▶ [GIVEN PASSAGE]
* Start *
12. Now on the same line, he further relied in the case of Arvindam Motors v. E.S.E.S Rajdhani Power Limited, AIR 2007 Delhi 85. Relying on these judgments, he submits that it has been held in all the cases that the breaking of seal does not constitute theft wherein the allegations are only to that effect and in view of that, the cases are fit to be interfered by this Court under section 482 of the Cr.P.C. He submits that in one of the case without inspection report the FIR has been registered which is one of the parameters for registering the FIR and to buttress he relied in the case of M/s Himadri Steel Private Limited v. Jharkhand Urja Vikas Nigam Limited, AIR 2019 (Jhar) 28, [LQ/JharHC/2018/1825] and he relied in paragraph no.12. He submits that on the point of special Act he has submitted the judgment quoted hereinabove and he relied in the case of Avtar Singh v. State of Punjab, AIR 1965 SC 666 [LQ/SC/1964/210] , paragraph nos.3 and 5 of the said judgment are quoted below:
3. The question whether theft of electricity is an offence against the Act or not has come up before the High Courts on several occasions and the decisions disclose a diversity of opinion. It will be convenient to refer to these opinions at this stage. In State v. Maganlal Chunilal Bogawat [AIR (1956) Bom 354] [LQ/BomHC/1955/306] , Tulsi Prasad v. State [(1964) I Cr LJ 472] and Public Prosecutor v. Abdul Wahab [(1964) LW (Madras) (FB) 271] , it was held that the theft was not an offence against the Act while the contrary view was taken in Emperor v. Vishwanath [(1937) ILR All 102] , Dhoolchand v. State [(1956) ILR 6 Raj 856] and In re P.N. Venkatarama Naicker [AIR (1962) Mad 497] [LQ/MadHC/1962/2] . In our opinion, the view expressed by the Allahabad High Court in Emperor v. Vishwanath [(1937) ILR All 102] is the correct one. The matter was there put in these words:“The learned Sessions Judge was of opinion that the offence was not an offence against the Act because it was one punishable under the provisions of Section 379 of the Indian Penal Code. We think that this should not have been an offence under Section 379 of the Indian Penal Code if it had not been for the provisions of Section 39 of the Indian Electricity Act. It was, therefore, an offence which was created by that section and we are of opinion that the legislature intended Section 50 to apply to an offence of this nature”. We are in complete agreement with this statement of the law.
* End *
▶ [GIVEN REQUEST 1] In the court passage, whose view on theft of electricity is called the correct one?

(Layout entries based on images)
* Start *
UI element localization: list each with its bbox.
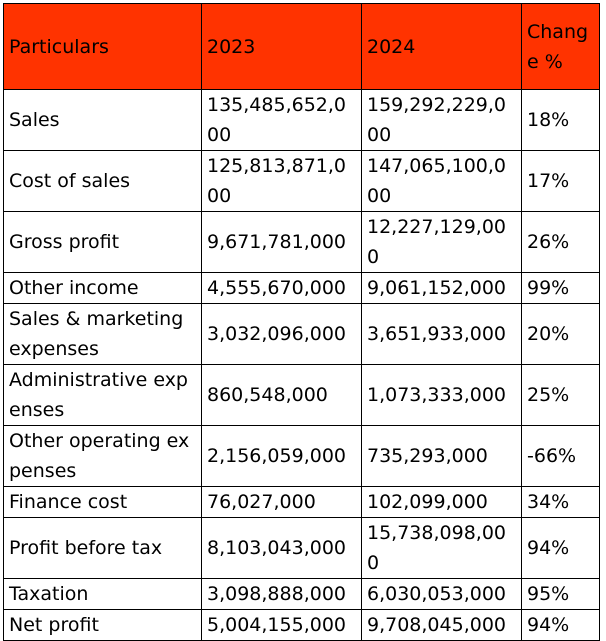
- row-value-2023: 5,004,155,000: [201, 609, 362, 641]
- header-2024: 2024: [361, 3, 522, 90]
- row-particular: Cost of sales: [3, 150, 202, 212]
- row-particular: Other operating expenses: [3, 425, 202, 487]
- table-row: Gross profit 9,671,781,000 12,227,129,00…: [3, 211, 600, 273]
- row-value-2023: 3,098,888,000: [201, 578, 362, 610]
- table-row: Other income 4,555,670,000 9,061,152,000…: [3, 272, 600, 304]
- table-row: Taxation 3,098,888,000 6,030,053,000 95%: [3, 578, 600, 610]
- row-value-2024: 12,227,129,000: [361, 211, 522, 273]
- row-value-2023: 4,555,670,000: [201, 272, 362, 304]
- row-particular: Sales: [3, 89, 202, 151]
- row-value-2023: 125,813,871,000: [201, 150, 362, 212]
- table-row: Other operating expenses 2,156,059,000 7…: [3, 425, 600, 487]
- row-change: 94%: [521, 517, 600, 579]
- row-change: 34%: [521, 486, 600, 518]
- table-row: Sales & marketing expenses 3,032,096,000…: [3, 303, 600, 365]
- header-row: Particulars 2023 2024 Change %: [3, 3, 600, 90]
- row-particular: Taxation: [3, 578, 202, 610]
- row-value-2023: 3,032,096,000: [201, 303, 362, 365]
- row-value-2024: 735,293,000: [361, 425, 522, 487]
- row-particular: Other income: [3, 272, 202, 304]
- row-change: 18%: [521, 89, 600, 151]
- table-row: Sales 135,485,652,000 159,292,229,000 18…: [3, 89, 600, 151]
- table-row: Net profit 5,004,155,000 9,708,045,000 9…: [3, 609, 600, 641]
- row-value-2023: 8,103,043,000: [201, 517, 362, 579]
- table-row: Profit before tax 8,103,043,000 15,738,0…: [3, 517, 600, 579]
- row-value-2023: 860,548,000: [201, 364, 362, 426]
- row-change: 26%: [521, 211, 600, 273]
- row-value-2023: 135,485,652,000: [201, 89, 362, 151]
- row-value-2023: 76,027,000: [201, 486, 362, 518]
- table-row: Cost of sales 125,813,871,000 147,065,10…: [3, 150, 600, 212]
- row-change: 20%: [521, 303, 600, 365]
- row-value-2024: 15,738,098,000: [361, 517, 522, 579]
- header-2023: 2023: [201, 3, 362, 90]
- row-value-2024: 159,292,229,000: [361, 89, 522, 151]
- row-change: -66%: [521, 425, 600, 487]
- row-particular: Finance cost: [3, 486, 202, 518]
- row-value-2024: 6,030,053,000: [361, 578, 522, 610]
- header-change-percent: Change %: [521, 3, 600, 90]
- table-row: Administrative expenses 860,548,000 1,07…: [3, 364, 600, 426]
- row-change: 25%: [521, 364, 600, 426]
- row-particular: Sales & marketing expenses: [3, 303, 202, 365]
- row-change: 95%: [521, 578, 600, 610]
- row-change: 17%: [521, 150, 600, 212]
- header-particulars: Particulars: [3, 3, 202, 90]
- row-value-2024: 147,065,100,000: [361, 150, 522, 212]
- row-value-2024: 102,099,000: [361, 486, 522, 518]
- row-particular: Profit before tax: [3, 517, 202, 579]
- row-particular: Administrative expenses: [3, 364, 202, 426]
- row-value-2023: 9,671,781,000: [201, 211, 362, 273]
- financial-comparison-table: Particulars 2023 2024 Change % Sales 135…: [3, 3, 600, 641]
- row-particular: Gross profit: [3, 211, 202, 273]
- row-value-2024: 9,061,152,000: [361, 272, 522, 304]
- row-change: 94%: [521, 609, 600, 641]
- row-value-2023: 2,156,059,000: [201, 425, 362, 487]
- row-particular: Net profit: [3, 609, 202, 641]
- table-header: Particulars 2023 2024 Change %: [3, 3, 600, 90]
- table-body: Sales 135,485,652,000 159,292,229,000 18…: [3, 89, 600, 641]
- row-value-2024: 9,708,045,000: [361, 609, 522, 641]
- row-change: 99%: [521, 272, 600, 304]
- row-value-2024: 3,651,933,000: [361, 303, 522, 365]
- row-value-2024: 1,073,333,000: [361, 364, 522, 426]
- table-row: Finance cost 76,027,000 102,099,000 34%: [3, 486, 600, 518]
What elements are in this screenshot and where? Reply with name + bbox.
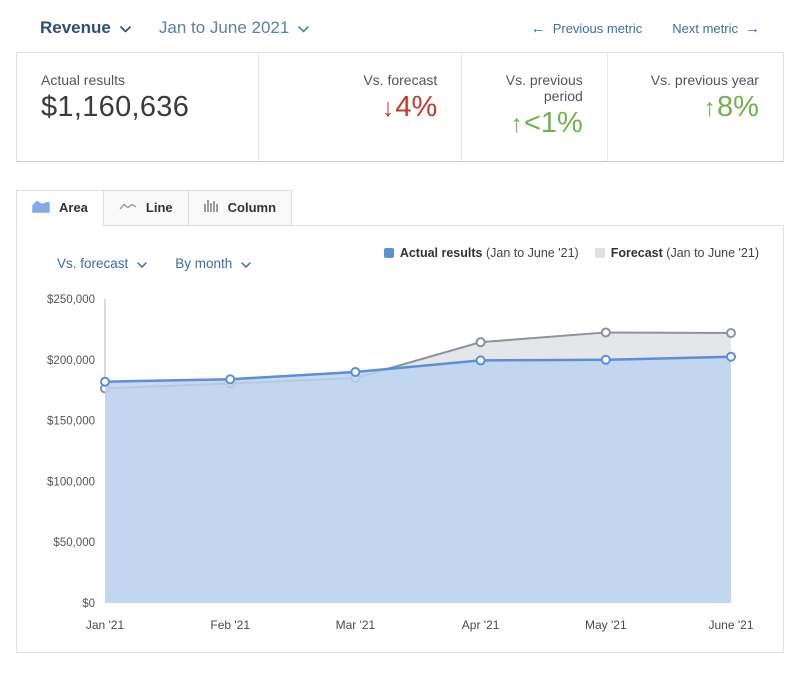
chart-type-tabs: Area Line Column bbox=[16, 190, 784, 226]
card-value: 8% bbox=[717, 91, 759, 123]
page-header: Revenue Jan to June 2021 ← Previous metr… bbox=[0, 0, 800, 52]
chevron-down-icon bbox=[241, 256, 252, 271]
legend-series-name: Forecast bbox=[610, 246, 663, 260]
comparison-dropdown[interactable]: Vs. forecast bbox=[57, 256, 148, 271]
chevron-down-icon bbox=[298, 18, 310, 38]
card-label: Actual results bbox=[41, 72, 126, 88]
svg-text:$150,000: $150,000 bbox=[47, 416, 95, 428]
card-label: Vs. previous year bbox=[650, 72, 759, 88]
legend-series-period: (Jan to June '21) bbox=[485, 246, 579, 260]
date-range-label: Jan to June 2021 bbox=[158, 18, 290, 37]
tab-label: Column bbox=[227, 200, 277, 215]
svg-text:Mar '21: Mar '21 bbox=[336, 618, 376, 632]
comparison-dropdown-label: Vs. forecast bbox=[57, 256, 129, 271]
previous-metric-button[interactable]: ← Previous metric bbox=[531, 21, 643, 36]
tab-label: Line bbox=[145, 200, 173, 215]
area-chart-icon bbox=[32, 200, 50, 216]
tab-column[interactable]: Column bbox=[187, 190, 293, 226]
legend-swatch bbox=[383, 248, 394, 258]
card-value: $1,160,636 bbox=[41, 91, 190, 123]
legend-item-actual: Actual results (Jan to June '21) bbox=[383, 246, 579, 260]
metric-selector[interactable]: Revenue bbox=[40, 18, 131, 38]
chart-legend: Actual results (Jan to June '21) Forecas… bbox=[383, 244, 759, 260]
tab-area[interactable]: Area bbox=[16, 190, 104, 226]
svg-text:$0: $0 bbox=[82, 598, 95, 610]
chevron-down-icon bbox=[120, 18, 131, 38]
card-value: <1% bbox=[523, 107, 583, 139]
date-range-selector[interactable]: Jan to June 2021 bbox=[158, 18, 310, 38]
svg-text:$50,000: $50,000 bbox=[53, 537, 95, 549]
card-vs-previous-period: Vs. previous period ↑<1% bbox=[461, 53, 607, 161]
card-vs-forecast: Vs. forecast ↓4% bbox=[258, 53, 461, 161]
svg-text:$250,000: $250,000 bbox=[47, 294, 95, 306]
column-chart-icon bbox=[203, 199, 219, 216]
legend-series-name: Actual results bbox=[399, 246, 483, 260]
svg-text:June '21: June '21 bbox=[709, 618, 754, 632]
legend-item-forecast: Forecast (Jan to June '21) bbox=[594, 246, 759, 260]
arrow-up-icon: ↑ bbox=[510, 110, 523, 138]
metric-selector-label: Revenue bbox=[40, 18, 111, 37]
legend-swatch bbox=[594, 248, 605, 258]
chevron-down-icon bbox=[137, 256, 148, 271]
chart-area: $0 $50,000 $100,000 $150,000 $200,000 $250,00… bbox=[41, 285, 759, 640]
card-value: 4% bbox=[395, 91, 438, 123]
svg-text:$100,000: $100,000 bbox=[47, 476, 95, 488]
revenue-area-chart[interactable]: $0 $50,000 $100,000 $150,000 $200,000 $250,00… bbox=[41, 289, 761, 635]
chart-panel: Vs. forecast By month Actual results (Ja… bbox=[16, 225, 784, 653]
arrow-right-icon: → bbox=[745, 19, 760, 37]
arrow-left-icon: ← bbox=[530, 19, 546, 37]
line-chart-icon bbox=[119, 200, 137, 216]
card-delta: ↑<1% bbox=[486, 107, 583, 140]
arrow-down-icon: ↓ bbox=[381, 94, 395, 122]
svg-text:Apr '21: Apr '21 bbox=[462, 618, 500, 632]
svg-text:$200,000: $200,000 bbox=[47, 355, 95, 367]
card-vs-previous-year: Vs. previous year ↑8% bbox=[606, 53, 783, 161]
summary-cards: Actual results $1,160,636 Vs. forecast ↓… bbox=[16, 52, 784, 162]
granularity-dropdown-label: By month bbox=[175, 256, 233, 271]
card-label: Vs. previous period bbox=[505, 72, 583, 104]
arrow-up-icon: ↑ bbox=[703, 94, 717, 122]
svg-text:Feb '21: Feb '21 bbox=[210, 618, 250, 632]
granularity-dropdown[interactable]: By month bbox=[175, 256, 252, 271]
svg-text:Jan '21: Jan '21 bbox=[86, 618, 125, 632]
tab-label: Area bbox=[59, 200, 88, 215]
card-delta: ↓4% bbox=[283, 91, 437, 124]
card-label: Vs. forecast bbox=[363, 72, 438, 88]
card-delta: ↑8% bbox=[632, 91, 759, 124]
svg-text:May '21: May '21 bbox=[585, 618, 627, 632]
next-metric-button[interactable]: Next metric → bbox=[672, 21, 760, 36]
chart-section: Area Line Column bbox=[16, 190, 784, 653]
next-metric-label: Next metric bbox=[672, 20, 738, 36]
card-actual-results: Actual results $1,160,636 bbox=[17, 53, 258, 161]
tab-line[interactable]: Line bbox=[102, 190, 189, 226]
legend-series-period: (Jan to June '21) bbox=[666, 246, 759, 260]
previous-metric-label: Previous metric bbox=[552, 20, 643, 36]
* End *
▶ [GIVEN REQUEST 2] Copy out the lines of the listing word for word, starting at the line containing "- row-value-2023: 5,004,155,000: [201, 609, 362, 641]" and ending at the line containing "- row-change: -66%: [521, 425, 600, 487]", with both of those lines included.

▶ [SOLUTION 1] The view of the Allahabad High Court in Emperor v. Vishwanath.

▶ [SOLUTION 2]
- row-value-2023: 5,004,155,000: [201, 609, 362, 641]
- header-2024: 2024: [361, 3, 522, 90]
- row-particular: Cost of sales: [3, 150, 202, 212]
- row-particular: Other operating expenses: [3, 425, 202, 487]
- table-row: Gross profit 9,671,781,000 12,227,129,00…: [3, 211, 600, 273]
- row-value-2023: 3,098,888,000: [201, 578, 362, 610]
- table-row: Other income 4,555,670,000 9,061,152,000…: [3, 272, 600, 304]
- table-row: Taxation 3,098,888,000 6,030,053,000 95%: [3, 578, 600, 610]
- row-value-2024: 12,227,129,000: [361, 211, 522, 273]
- row-value-2023: 4,555,670,000: [201, 272, 362, 304]
- row-particular: Sales: [3, 89, 202, 151]
- row-value-2023: 125,813,871,000: [201, 150, 362, 212]
- table-row: Other operating expenses 2,156,059,000 7…: [3, 425, 600, 487]
- row-change: 94%: [521, 517, 600, 579]
- row-change: 34%: [521, 486, 600, 518]
- table-row: Sales & marketing expenses 3,032,096,000…: [3, 303, 600, 365]
- header-row: Particulars 2023 2024 Change %: [3, 3, 600, 90]
- row-particular: Taxation: [3, 578, 202, 610]
- row-value-2023: 3,032,096,000: [201, 303, 362, 365]
- row-value-2024: 735,293,000: [361, 425, 522, 487]
- row-particular: Other income: [3, 272, 202, 304]
- row-change: 18%: [521, 89, 600, 151]
- table-row: Sales 135,485,652,000 159,292,229,000 18…: [3, 89, 600, 151]
- table-row: Net profit 5,004,155,000 9,708,045,000 9…: [3, 609, 600, 641]
- row-value-2023: 8,103,043,000: [201, 517, 362, 579]
- table-row: Profit before tax 8,103,043,000 15,738,0…: [3, 517, 600, 579]
- row-value-2023: 860,548,000: [201, 364, 362, 426]
- row-change: 26%: [521, 211, 600, 273]
- row-value-2023: 135,485,652,000: [201, 89, 362, 151]
- row-value-2023: 76,027,000: [201, 486, 362, 518]
- table-row: Cost of sales 125,813,871,000 147,065,10…: [3, 150, 600, 212]
- row-change: 20%: [521, 303, 600, 365]
- row-value-2024: 15,738,098,000: [361, 517, 522, 579]
- header-2023: 2023: [201, 3, 362, 90]
- row-value-2024: 159,292,229,000: [361, 89, 522, 151]
- row-change: -66%: [521, 425, 600, 487]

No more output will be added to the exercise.